▸ **TASK REQUIREMENTS**
Each line of the listing that contains the word "ylabel" is to be copied.

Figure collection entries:
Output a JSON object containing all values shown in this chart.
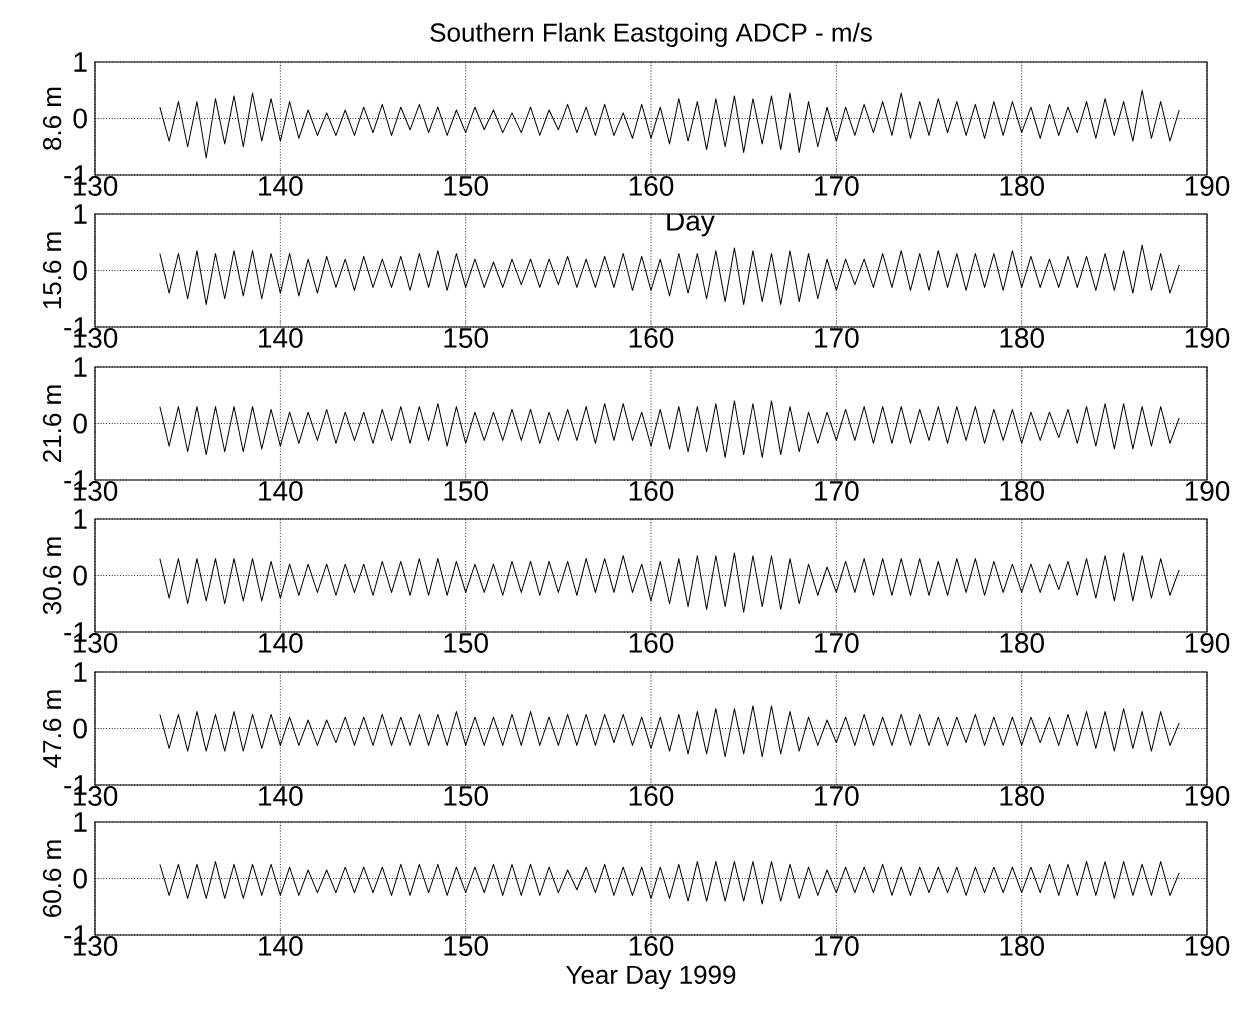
{
  "chart_data": [
    {
      "type": "line",
      "title": "Southern Flank Eastgoing ADCP - m/s",
      "ylabel": "8.6 m",
      "xlim": [
        130,
        190
      ],
      "ylim": [
        -1,
        1
      ],
      "xticks": [
        130,
        140,
        150,
        160,
        170,
        180,
        190
      ],
      "yticks": [
        -1,
        0,
        1
      ],
      "grid": true,
      "x": [
        133.5,
        134,
        134.5,
        135,
        135.5,
        136,
        136.5,
        137,
        137.5,
        138,
        138.5,
        139,
        139.5,
        140,
        140.5,
        141,
        141.5,
        142,
        142.5,
        143,
        143.5,
        144,
        144.5,
        145,
        145.5,
        146,
        146.5,
        147,
        147.5,
        148,
        148.5,
        149,
        149.5,
        150,
        150.5,
        151,
        151.5,
        152,
        152.5,
        153,
        153.5,
        154,
        154.5,
        155,
        155.5,
        156,
        156.5,
        157,
        157.5,
        158,
        158.5,
        159,
        159.5,
        160,
        160.5,
        161,
        161.5,
        162,
        162.5,
        163,
        163.5,
        164,
        164.5,
        165,
        165.5,
        166,
        166.5,
        167,
        167.5,
        168,
        168.5,
        169,
        169.5,
        170,
        170.5,
        171,
        171.5,
        172,
        172.5,
        173,
        173.5,
        174,
        174.5,
        175,
        175.5,
        176,
        176.5,
        177,
        177.5,
        178,
        178.5,
        179,
        179.5,
        180,
        180.5,
        181,
        181.5,
        182,
        182.5,
        183,
        183.5,
        184,
        184.5,
        185,
        185.5,
        186,
        186.5,
        187,
        187.5,
        188,
        188.5
      ],
      "series": [
        {
          "color": "#000000",
          "values": [
            0.2,
            -0.4,
            0.3,
            -0.5,
            0.3,
            -0.7,
            0.35,
            -0.45,
            0.4,
            -0.5,
            0.45,
            -0.4,
            0.35,
            -0.4,
            0.3,
            -0.35,
            0.15,
            -0.3,
            0.1,
            -0.3,
            0.15,
            -0.3,
            0.2,
            -0.25,
            0.25,
            -0.3,
            0.2,
            -0.2,
            0.25,
            -0.25,
            0.2,
            -0.3,
            0.15,
            -0.25,
            0.2,
            -0.2,
            0.15,
            -0.25,
            0.1,
            -0.25,
            0.2,
            -0.3,
            0.15,
            -0.2,
            0.25,
            -0.25,
            0.2,
            -0.3,
            0.25,
            -0.3,
            0.1,
            -0.35,
            0.25,
            -0.35,
            0.2,
            -0.45,
            0.35,
            -0.4,
            0.3,
            -0.55,
            0.35,
            -0.5,
            0.4,
            -0.6,
            0.35,
            -0.45,
            0.4,
            -0.55,
            0.45,
            -0.6,
            0.3,
            -0.5,
            0.2,
            -0.4,
            0.2,
            -0.3,
            0.25,
            -0.25,
            0.3,
            -0.3,
            0.45,
            -0.35,
            0.3,
            -0.3,
            0.35,
            -0.25,
            0.3,
            -0.3,
            0.25,
            -0.35,
            0.3,
            -0.3,
            0.3,
            -0.25,
            0.2,
            -0.35,
            0.25,
            -0.3,
            0.2,
            -0.25,
            0.3,
            -0.35,
            0.35,
            -0.3,
            0.3,
            -0.4,
            0.5,
            -0.35,
            0.3,
            -0.4,
            0.15
          ]
        }
      ]
    },
    {
      "type": "line",
      "ylabel": "15.6 m",
      "annotations": [
        "Day"
      ],
      "xlim": [
        130,
        190
      ],
      "ylim": [
        -1,
        1
      ],
      "xticks": [
        130,
        140,
        150,
        160,
        170,
        180,
        190
      ],
      "yticks": [
        -1,
        0,
        1
      ],
      "grid": true,
      "x": [
        133.5,
        134,
        134.5,
        135,
        135.5,
        136,
        136.5,
        137,
        137.5,
        138,
        138.5,
        139,
        139.5,
        140,
        140.5,
        141,
        141.5,
        142,
        142.5,
        143,
        143.5,
        144,
        144.5,
        145,
        145.5,
        146,
        146.5,
        147,
        147.5,
        148,
        148.5,
        149,
        149.5,
        150,
        150.5,
        151,
        151.5,
        152,
        152.5,
        153,
        153.5,
        154,
        154.5,
        155,
        155.5,
        156,
        156.5,
        157,
        157.5,
        158,
        158.5,
        159,
        159.5,
        160,
        160.5,
        161,
        161.5,
        162,
        162.5,
        163,
        163.5,
        164,
        164.5,
        165,
        165.5,
        166,
        166.5,
        167,
        167.5,
        168,
        168.5,
        169,
        169.5,
        170,
        170.5,
        171,
        171.5,
        172,
        172.5,
        173,
        173.5,
        174,
        174.5,
        175,
        175.5,
        176,
        176.5,
        177,
        177.5,
        178,
        178.5,
        179,
        179.5,
        180,
        180.5,
        181,
        181.5,
        182,
        182.5,
        183,
        183.5,
        184,
        184.5,
        185,
        185.5,
        186,
        186.5,
        187,
        187.5,
        188,
        188.5
      ],
      "series": [
        {
          "color": "#000000",
          "values": [
            0.3,
            -0.4,
            0.3,
            -0.5,
            0.35,
            -0.6,
            0.3,
            -0.5,
            0.35,
            -0.45,
            0.35,
            -0.5,
            0.3,
            -0.4,
            0.3,
            -0.45,
            0.2,
            -0.4,
            0.25,
            -0.3,
            0.2,
            -0.35,
            0.25,
            -0.3,
            0.2,
            -0.3,
            0.25,
            -0.35,
            0.3,
            -0.3,
            0.35,
            -0.35,
            0.3,
            -0.3,
            0.2,
            -0.3,
            0.15,
            -0.3,
            0.2,
            -0.25,
            0.2,
            -0.3,
            0.2,
            -0.25,
            0.25,
            -0.3,
            0.2,
            -0.3,
            0.25,
            -0.3,
            0.3,
            -0.35,
            0.25,
            -0.35,
            0.2,
            -0.45,
            0.3,
            -0.4,
            0.3,
            -0.5,
            0.35,
            -0.55,
            0.4,
            -0.6,
            0.35,
            -0.55,
            0.3,
            -0.6,
            0.35,
            -0.55,
            0.3,
            -0.5,
            0.2,
            -0.35,
            0.2,
            -0.25,
            0.2,
            -0.3,
            0.3,
            -0.3,
            0.35,
            -0.35,
            0.3,
            -0.35,
            0.35,
            -0.3,
            0.3,
            -0.35,
            0.3,
            -0.3,
            0.3,
            -0.35,
            0.35,
            -0.3,
            0.25,
            -0.3,
            0.2,
            -0.3,
            0.25,
            -0.3,
            0.25,
            -0.35,
            0.3,
            -0.35,
            0.35,
            -0.4,
            0.45,
            -0.35,
            0.3,
            -0.4,
            0.1
          ]
        }
      ]
    },
    {
      "type": "line",
      "ylabel": "21.6 m",
      "xlim": [
        130,
        190
      ],
      "ylim": [
        -1,
        1
      ],
      "xticks": [
        130,
        140,
        150,
        160,
        170,
        180,
        190
      ],
      "yticks": [
        -1,
        0,
        1
      ],
      "grid": true,
      "x": [
        133.5,
        134,
        134.5,
        135,
        135.5,
        136,
        136.5,
        137,
        137.5,
        138,
        138.5,
        139,
        139.5,
        140,
        140.5,
        141,
        141.5,
        142,
        142.5,
        143,
        143.5,
        144,
        144.5,
        145,
        145.5,
        146,
        146.5,
        147,
        147.5,
        148,
        148.5,
        149,
        149.5,
        150,
        150.5,
        151,
        151.5,
        152,
        152.5,
        153,
        153.5,
        154,
        154.5,
        155,
        155.5,
        156,
        156.5,
        157,
        157.5,
        158,
        158.5,
        159,
        159.5,
        160,
        160.5,
        161,
        161.5,
        162,
        162.5,
        163,
        163.5,
        164,
        164.5,
        165,
        165.5,
        166,
        166.5,
        167,
        167.5,
        168,
        168.5,
        169,
        169.5,
        170,
        170.5,
        171,
        171.5,
        172,
        172.5,
        173,
        173.5,
        174,
        174.5,
        175,
        175.5,
        176,
        176.5,
        177,
        177.5,
        178,
        178.5,
        179,
        179.5,
        180,
        180.5,
        181,
        181.5,
        182,
        182.5,
        183,
        183.5,
        184,
        184.5,
        185,
        185.5,
        186,
        186.5,
        187,
        187.5,
        188,
        188.5
      ],
      "series": [
        {
          "color": "#000000",
          "values": [
            0.3,
            -0.4,
            0.3,
            -0.5,
            0.3,
            -0.55,
            0.3,
            -0.5,
            0.3,
            -0.5,
            0.3,
            -0.45,
            0.25,
            -0.4,
            0.2,
            -0.35,
            0.2,
            -0.3,
            0.25,
            -0.35,
            0.2,
            -0.3,
            0.2,
            -0.35,
            0.25,
            -0.3,
            0.3,
            -0.35,
            0.3,
            -0.3,
            0.35,
            -0.4,
            0.3,
            -0.35,
            0.2,
            -0.3,
            0.2,
            -0.3,
            0.25,
            -0.3,
            0.25,
            -0.35,
            0.2,
            -0.3,
            0.25,
            -0.3,
            0.3,
            -0.35,
            0.35,
            -0.3,
            0.35,
            -0.3,
            0.2,
            -0.4,
            0.25,
            -0.45,
            0.3,
            -0.5,
            0.3,
            -0.5,
            0.35,
            -0.6,
            0.4,
            -0.55,
            0.35,
            -0.6,
            0.4,
            -0.55,
            0.3,
            -0.5,
            0.2,
            -0.35,
            0.2,
            -0.3,
            0.25,
            -0.3,
            0.3,
            -0.35,
            0.3,
            -0.35,
            0.3,
            -0.35,
            0.25,
            -0.3,
            0.3,
            -0.35,
            0.3,
            -0.3,
            0.3,
            -0.35,
            0.25,
            -0.3,
            0.25,
            -0.35,
            0.2,
            -0.3,
            0.2,
            -0.25,
            0.25,
            -0.35,
            0.3,
            -0.4,
            0.35,
            -0.45,
            0.35,
            -0.45,
            0.3,
            -0.4,
            0.3,
            -0.35,
            0.1
          ]
        }
      ]
    },
    {
      "type": "line",
      "ylabel": "30.6 m",
      "xlim": [
        130,
        190
      ],
      "ylim": [
        -1,
        1
      ],
      "xticks": [
        130,
        140,
        150,
        160,
        170,
        180,
        190
      ],
      "yticks": [
        -1,
        0,
        1
      ],
      "grid": true,
      "x": [
        133.5,
        134,
        134.5,
        135,
        135.5,
        136,
        136.5,
        137,
        137.5,
        138,
        138.5,
        139,
        139.5,
        140,
        140.5,
        141,
        141.5,
        142,
        142.5,
        143,
        143.5,
        144,
        144.5,
        145,
        145.5,
        146,
        146.5,
        147,
        147.5,
        148,
        148.5,
        149,
        149.5,
        150,
        150.5,
        151,
        151.5,
        152,
        152.5,
        153,
        153.5,
        154,
        154.5,
        155,
        155.5,
        156,
        156.5,
        157,
        157.5,
        158,
        158.5,
        159,
        159.5,
        160,
        160.5,
        161,
        161.5,
        162,
        162.5,
        163,
        163.5,
        164,
        164.5,
        165,
        165.5,
        166,
        166.5,
        167,
        167.5,
        168,
        168.5,
        169,
        169.5,
        170,
        170.5,
        171,
        171.5,
        172,
        172.5,
        173,
        173.5,
        174,
        174.5,
        175,
        175.5,
        176,
        176.5,
        177,
        177.5,
        178,
        178.5,
        179,
        179.5,
        180,
        180.5,
        181,
        181.5,
        182,
        182.5,
        183,
        183.5,
        184,
        184.5,
        185,
        185.5,
        186,
        186.5,
        187,
        187.5,
        188,
        188.5
      ],
      "series": [
        {
          "color": "#000000",
          "values": [
            0.3,
            -0.4,
            0.3,
            -0.5,
            0.3,
            -0.45,
            0.3,
            -0.5,
            0.3,
            -0.45,
            0.3,
            -0.45,
            0.25,
            -0.4,
            0.2,
            -0.35,
            0.2,
            -0.3,
            0.2,
            -0.35,
            0.2,
            -0.3,
            0.2,
            -0.35,
            0.25,
            -0.3,
            0.25,
            -0.35,
            0.3,
            -0.35,
            0.3,
            -0.35,
            0.25,
            -0.3,
            0.2,
            -0.3,
            0.2,
            -0.35,
            0.25,
            -0.3,
            0.25,
            -0.35,
            0.25,
            -0.3,
            0.25,
            -0.35,
            0.3,
            -0.3,
            0.3,
            -0.3,
            0.35,
            -0.3,
            0.2,
            -0.45,
            0.25,
            -0.5,
            0.3,
            -0.55,
            0.35,
            -0.6,
            0.35,
            -0.55,
            0.4,
            -0.65,
            0.35,
            -0.55,
            0.35,
            -0.6,
            0.3,
            -0.5,
            0.2,
            -0.35,
            0.15,
            -0.3,
            0.25,
            -0.3,
            0.3,
            -0.35,
            0.3,
            -0.35,
            0.3,
            -0.35,
            0.3,
            -0.35,
            0.25,
            -0.35,
            0.3,
            -0.3,
            0.3,
            -0.35,
            0.25,
            -0.3,
            0.2,
            -0.3,
            0.2,
            -0.3,
            0.2,
            -0.25,
            0.25,
            -0.35,
            0.3,
            -0.4,
            0.35,
            -0.45,
            0.4,
            -0.45,
            0.35,
            -0.4,
            0.3,
            -0.35,
            0.1
          ]
        }
      ]
    },
    {
      "type": "line",
      "ylabel": "47.6 m",
      "xlim": [
        130,
        190
      ],
      "ylim": [
        -1,
        1
      ],
      "xticks": [
        130,
        140,
        150,
        160,
        170,
        180,
        190
      ],
      "yticks": [
        -1,
        0,
        1
      ],
      "grid": true,
      "x": [
        133.5,
        134,
        134.5,
        135,
        135.5,
        136,
        136.5,
        137,
        137.5,
        138,
        138.5,
        139,
        139.5,
        140,
        140.5,
        141,
        141.5,
        142,
        142.5,
        143,
        143.5,
        144,
        144.5,
        145,
        145.5,
        146,
        146.5,
        147,
        147.5,
        148,
        148.5,
        149,
        149.5,
        150,
        150.5,
        151,
        151.5,
        152,
        152.5,
        153,
        153.5,
        154,
        154.5,
        155,
        155.5,
        156,
        156.5,
        157,
        157.5,
        158,
        158.5,
        159,
        159.5,
        160,
        160.5,
        161,
        161.5,
        162,
        162.5,
        163,
        163.5,
        164,
        164.5,
        165,
        165.5,
        166,
        166.5,
        167,
        167.5,
        168,
        168.5,
        169,
        169.5,
        170,
        170.5,
        171,
        171.5,
        172,
        172.5,
        173,
        173.5,
        174,
        174.5,
        175,
        175.5,
        176,
        176.5,
        177,
        177.5,
        178,
        178.5,
        179,
        179.5,
        180,
        180.5,
        181,
        181.5,
        182,
        182.5,
        183,
        183.5,
        184,
        184.5,
        185,
        185.5,
        186,
        186.5,
        187,
        187.5,
        188,
        188.5
      ],
      "series": [
        {
          "color": "#000000",
          "values": [
            0.25,
            -0.35,
            0.25,
            -0.4,
            0.3,
            -0.4,
            0.25,
            -0.4,
            0.3,
            -0.4,
            0.25,
            -0.35,
            0.25,
            -0.3,
            0.2,
            -0.3,
            0.15,
            -0.3,
            0.15,
            -0.25,
            0.2,
            -0.3,
            0.2,
            -0.3,
            0.25,
            -0.3,
            0.2,
            -0.3,
            0.25,
            -0.3,
            0.25,
            -0.3,
            0.3,
            -0.3,
            0.2,
            -0.3,
            0.2,
            -0.3,
            0.25,
            -0.3,
            0.3,
            -0.3,
            0.2,
            -0.3,
            0.25,
            -0.3,
            0.25,
            -0.3,
            0.25,
            -0.25,
            0.25,
            -0.3,
            0.2,
            -0.35,
            0.2,
            -0.4,
            0.25,
            -0.45,
            0.3,
            -0.45,
            0.35,
            -0.5,
            0.35,
            -0.45,
            0.4,
            -0.5,
            0.4,
            -0.45,
            0.3,
            -0.4,
            0.2,
            -0.3,
            0.15,
            -0.25,
            0.2,
            -0.3,
            0.25,
            -0.3,
            0.2,
            -0.3,
            0.25,
            -0.3,
            0.25,
            -0.3,
            0.2,
            -0.3,
            0.2,
            -0.25,
            0.25,
            -0.3,
            0.2,
            -0.3,
            0.2,
            -0.3,
            0.2,
            -0.25,
            0.2,
            -0.3,
            0.25,
            -0.3,
            0.3,
            -0.35,
            0.3,
            -0.4,
            0.35,
            -0.35,
            0.3,
            -0.4,
            0.3,
            -0.3,
            0.1
          ]
        }
      ]
    },
    {
      "type": "line",
      "ylabel": "60.6 m",
      "xlabel": "Year Day 1999",
      "xlim": [
        130,
        190
      ],
      "ylim": [
        -1,
        1
      ],
      "xticks": [
        130,
        140,
        150,
        160,
        170,
        180,
        190
      ],
      "yticks": [
        -1,
        0,
        1
      ],
      "grid": true,
      "x": [
        133.5,
        134,
        134.5,
        135,
        135.5,
        136,
        136.5,
        137,
        137.5,
        138,
        138.5,
        139,
        139.5,
        140,
        140.5,
        141,
        141.5,
        142,
        142.5,
        143,
        143.5,
        144,
        144.5,
        145,
        145.5,
        146,
        146.5,
        147,
        147.5,
        148,
        148.5,
        149,
        149.5,
        150,
        150.5,
        151,
        151.5,
        152,
        152.5,
        153,
        153.5,
        154,
        154.5,
        155,
        155.5,
        156,
        156.5,
        157,
        157.5,
        158,
        158.5,
        159,
        159.5,
        160,
        160.5,
        161,
        161.5,
        162,
        162.5,
        163,
        163.5,
        164,
        164.5,
        165,
        165.5,
        166,
        166.5,
        167,
        167.5,
        168,
        168.5,
        169,
        169.5,
        170,
        170.5,
        171,
        171.5,
        172,
        172.5,
        173,
        173.5,
        174,
        174.5,
        175,
        175.5,
        176,
        176.5,
        177,
        177.5,
        178,
        178.5,
        179,
        179.5,
        180,
        180.5,
        181,
        181.5,
        182,
        182.5,
        183,
        183.5,
        184,
        184.5,
        185,
        185.5,
        186,
        186.5,
        187,
        187.5,
        188,
        188.5
      ],
      "series": [
        {
          "color": "#000000",
          "values": [
            0.25,
            -0.3,
            0.25,
            -0.35,
            0.25,
            -0.35,
            0.3,
            -0.35,
            0.25,
            -0.35,
            0.25,
            -0.3,
            0.25,
            -0.3,
            0.2,
            -0.3,
            0.15,
            -0.25,
            0.15,
            -0.25,
            0.2,
            -0.25,
            0.2,
            -0.25,
            0.2,
            -0.3,
            0.25,
            -0.3,
            0.25,
            -0.25,
            0.25,
            -0.3,
            0.2,
            -0.25,
            0.2,
            -0.25,
            0.25,
            -0.3,
            0.25,
            -0.3,
            0.25,
            -0.3,
            0.2,
            -0.25,
            0.15,
            -0.2,
            0.2,
            -0.25,
            0.25,
            -0.3,
            0.2,
            -0.3,
            0.2,
            -0.35,
            0.2,
            -0.35,
            0.25,
            -0.4,
            0.3,
            -0.4,
            0.3,
            -0.4,
            0.3,
            -0.4,
            0.3,
            -0.45,
            0.3,
            -0.4,
            0.25,
            -0.35,
            0.2,
            -0.3,
            0.15,
            -0.25,
            0.2,
            -0.25,
            0.2,
            -0.25,
            0.25,
            -0.3,
            0.2,
            -0.3,
            0.2,
            -0.25,
            0.2,
            -0.25,
            0.2,
            -0.3,
            0.2,
            -0.25,
            0.2,
            -0.25,
            0.2,
            -0.25,
            0.2,
            -0.25,
            0.25,
            -0.3,
            0.25,
            -0.3,
            0.3,
            -0.3,
            0.3,
            -0.35,
            0.3,
            -0.3,
            0.25,
            -0.3,
            0.3,
            -0.3,
            0.1
          ]
        }
      ]
    }
  ]
}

▸ **SOLUTION FOR THIS TASK**
      "ylabel": "8.6 m",
      "ylabel": "15.6 m",
      "ylabel": "21.6 m",
      "ylabel": "30.6 m",
      "ylabel": "47.6 m",
      "ylabel": "60.6 m",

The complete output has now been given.